**Figure record extracts:**
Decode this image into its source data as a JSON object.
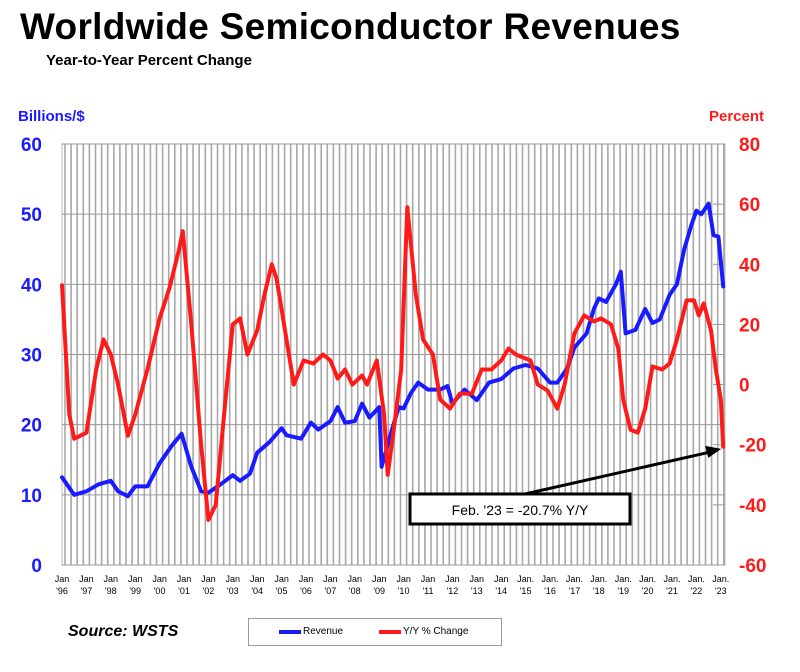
{
  "chart_data": {
    "type": "line",
    "title": "Worldwide Semiconductor Revenues",
    "subtitle": "Year-to-Year Percent Change",
    "ylabel": "Billions/$",
    "y2label": "Percent",
    "ylim": [
      0,
      60
    ],
    "y2lim": [
      -60,
      80
    ],
    "yticks": [
      "0",
      "10",
      "20",
      "30",
      "40",
      "50",
      "60"
    ],
    "y2ticks": [
      "-60",
      "-40",
      "-20",
      "0",
      "20",
      "40",
      "60",
      "80"
    ],
    "xlim": [
      1996,
      2023.1
    ],
    "xticks": [
      [
        "Jan",
        "'96"
      ],
      [
        "Jan",
        "'97"
      ],
      [
        "Jan",
        "'98"
      ],
      [
        "Jan",
        "'99"
      ],
      [
        "Jan",
        "'00"
      ],
      [
        "Jan",
        "'01"
      ],
      [
        "Jan",
        "'02"
      ],
      [
        "Jan",
        "'03"
      ],
      [
        "Jan",
        "'04"
      ],
      [
        "Jan",
        "'05"
      ],
      [
        "Jan",
        "'06"
      ],
      [
        "Jan",
        "'07"
      ],
      [
        "Jan",
        "'08"
      ],
      [
        "Jan",
        "'09"
      ],
      [
        "Jan",
        "'10"
      ],
      [
        "Jan",
        "'11"
      ],
      [
        "Jan",
        "'12"
      ],
      [
        "Jan",
        "'13"
      ],
      [
        "Jan",
        "'14"
      ],
      [
        "Jan.",
        "'15"
      ],
      [
        "Jan.",
        "'16"
      ],
      [
        "Jan.",
        "'17"
      ],
      [
        "Jan.",
        "'18"
      ],
      [
        "Jan.",
        "'19"
      ],
      [
        "Jan.",
        "'20"
      ],
      [
        "Jan.",
        "'21"
      ],
      [
        "Jan.",
        "'22"
      ],
      [
        "Jan.",
        "'23"
      ]
    ],
    "grid": true,
    "series": [
      {
        "name": "Revenue",
        "axis": "left",
        "color": "#1a1aff",
        "points": [
          [
            1996,
            12.5
          ],
          [
            1996.5,
            10
          ],
          [
            1997,
            10.5
          ],
          [
            1997.5,
            11.5
          ],
          [
            1998,
            12
          ],
          [
            1998.3,
            10.5
          ],
          [
            1998.7,
            9.8
          ],
          [
            1999,
            11.2
          ],
          [
            1999.5,
            11.2
          ],
          [
            2000,
            14.5
          ],
          [
            2000.5,
            17
          ],
          [
            2000.9,
            18.7
          ],
          [
            2001.3,
            14
          ],
          [
            2001.7,
            10.5
          ],
          [
            2002,
            10.3
          ],
          [
            2002.5,
            11.5
          ],
          [
            2003,
            12.8
          ],
          [
            2003.3,
            12
          ],
          [
            2003.7,
            13
          ],
          [
            2004,
            16
          ],
          [
            2004.5,
            17.5
          ],
          [
            2005,
            19.5
          ],
          [
            2005.2,
            18.5
          ],
          [
            2005.8,
            18
          ],
          [
            2006.2,
            20.3
          ],
          [
            2006.5,
            19.3
          ],
          [
            2007,
            20.5
          ],
          [
            2007.3,
            22.5
          ],
          [
            2007.6,
            20.3
          ],
          [
            2008,
            20.5
          ],
          [
            2008.3,
            23
          ],
          [
            2008.6,
            21
          ],
          [
            2009,
            22.5
          ],
          [
            2009.1,
            14
          ],
          [
            2009.5,
            19
          ],
          [
            2009.8,
            22.5
          ],
          [
            2010,
            22.3
          ],
          [
            2010.3,
            24.5
          ],
          [
            2010.6,
            26
          ],
          [
            2011,
            25
          ],
          [
            2011.5,
            25
          ],
          [
            2011.8,
            25.5
          ],
          [
            2012,
            23
          ],
          [
            2012.5,
            25
          ],
          [
            2013,
            23.5
          ],
          [
            2013.5,
            26
          ],
          [
            2014,
            26.5
          ],
          [
            2014.5,
            28
          ],
          [
            2015,
            28.5
          ],
          [
            2015.5,
            28
          ],
          [
            2016,
            26
          ],
          [
            2016.3,
            26
          ],
          [
            2016.7,
            28
          ],
          [
            2017,
            31
          ],
          [
            2017.5,
            33
          ],
          [
            2017.8,
            36.5
          ],
          [
            2018,
            38
          ],
          [
            2018.3,
            37.5
          ],
          [
            2018.7,
            40
          ],
          [
            2018.9,
            41.8
          ],
          [
            2019.1,
            33
          ],
          [
            2019.5,
            33.5
          ],
          [
            2019.9,
            36.5
          ],
          [
            2020.2,
            34.5
          ],
          [
            2020.5,
            35
          ],
          [
            2020.9,
            38.5
          ],
          [
            2021.2,
            40
          ],
          [
            2021.5,
            45
          ],
          [
            2021.8,
            48.5
          ],
          [
            2022,
            50.5
          ],
          [
            2022.2,
            50
          ],
          [
            2022.5,
            51.5
          ],
          [
            2022.7,
            47
          ],
          [
            2022.9,
            46.8
          ],
          [
            2023.1,
            39.7
          ]
        ]
      },
      {
        "name": "Y/Y % Change",
        "axis": "right",
        "color": "#ff1a1a",
        "points": [
          [
            1996,
            33
          ],
          [
            1996.3,
            -10
          ],
          [
            1996.5,
            -18
          ],
          [
            1997,
            -16
          ],
          [
            1997.4,
            5
          ],
          [
            1997.7,
            15
          ],
          [
            1998,
            10
          ],
          [
            1998.3,
            0
          ],
          [
            1998.7,
            -17
          ],
          [
            1999,
            -10
          ],
          [
            1999.5,
            5
          ],
          [
            2000,
            22
          ],
          [
            2000.4,
            32
          ],
          [
            2000.8,
            45
          ],
          [
            2000.95,
            51
          ],
          [
            2001.3,
            20
          ],
          [
            2001.7,
            -20
          ],
          [
            2002,
            -45
          ],
          [
            2002.3,
            -40
          ],
          [
            2002.7,
            -5
          ],
          [
            2003,
            20
          ],
          [
            2003.3,
            22
          ],
          [
            2003.6,
            10
          ],
          [
            2004,
            18
          ],
          [
            2004.3,
            30
          ],
          [
            2004.6,
            40
          ],
          [
            2004.8,
            35
          ],
          [
            2005.2,
            15
          ],
          [
            2005.5,
            0
          ],
          [
            2005.9,
            8
          ],
          [
            2006.3,
            7
          ],
          [
            2006.7,
            10
          ],
          [
            2007,
            8
          ],
          [
            2007.3,
            2
          ],
          [
            2007.6,
            5
          ],
          [
            2007.9,
            0
          ],
          [
            2008.3,
            3
          ],
          [
            2008.5,
            0
          ],
          [
            2008.9,
            8
          ],
          [
            2009.2,
            -10
          ],
          [
            2009.35,
            -30
          ],
          [
            2009.6,
            -15
          ],
          [
            2009.9,
            5
          ],
          [
            2010.15,
            59
          ],
          [
            2010.5,
            30
          ],
          [
            2010.8,
            15
          ],
          [
            2011.2,
            10
          ],
          [
            2011.5,
            -5
          ],
          [
            2011.9,
            -8
          ],
          [
            2012.3,
            -3
          ],
          [
            2012.8,
            -3
          ],
          [
            2013.2,
            5
          ],
          [
            2013.6,
            5
          ],
          [
            2014,
            8
          ],
          [
            2014.3,
            12
          ],
          [
            2014.6,
            10
          ],
          [
            2015.2,
            8
          ],
          [
            2015.5,
            0
          ],
          [
            2015.9,
            -2
          ],
          [
            2016.3,
            -8
          ],
          [
            2016.6,
            0
          ],
          [
            2017,
            17
          ],
          [
            2017.4,
            23
          ],
          [
            2017.8,
            21
          ],
          [
            2018.1,
            22
          ],
          [
            2018.5,
            20
          ],
          [
            2018.8,
            12
          ],
          [
            2019,
            -5
          ],
          [
            2019.3,
            -15
          ],
          [
            2019.6,
            -16
          ],
          [
            2019.9,
            -8
          ],
          [
            2020.2,
            6
          ],
          [
            2020.6,
            5
          ],
          [
            2020.9,
            7
          ],
          [
            2021.2,
            15
          ],
          [
            2021.6,
            28
          ],
          [
            2021.9,
            28
          ],
          [
            2022.1,
            23
          ],
          [
            2022.3,
            27
          ],
          [
            2022.6,
            18
          ],
          [
            2022.8,
            5
          ],
          [
            2023,
            -5
          ],
          [
            2023.1,
            -20.7
          ]
        ]
      }
    ],
    "annotation": "Feb. '23 = -20.7% Y/Y",
    "legend": "bottom",
    "source": "Source: WSTS"
  }
}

**WRITTEN TASK:** In the material above, show every line where the word "Percent" turns up.

**COMPLETED EXERCISE:**
    "subtitle": "Year-to-Year Percent Change",
    "y2label": "Percent",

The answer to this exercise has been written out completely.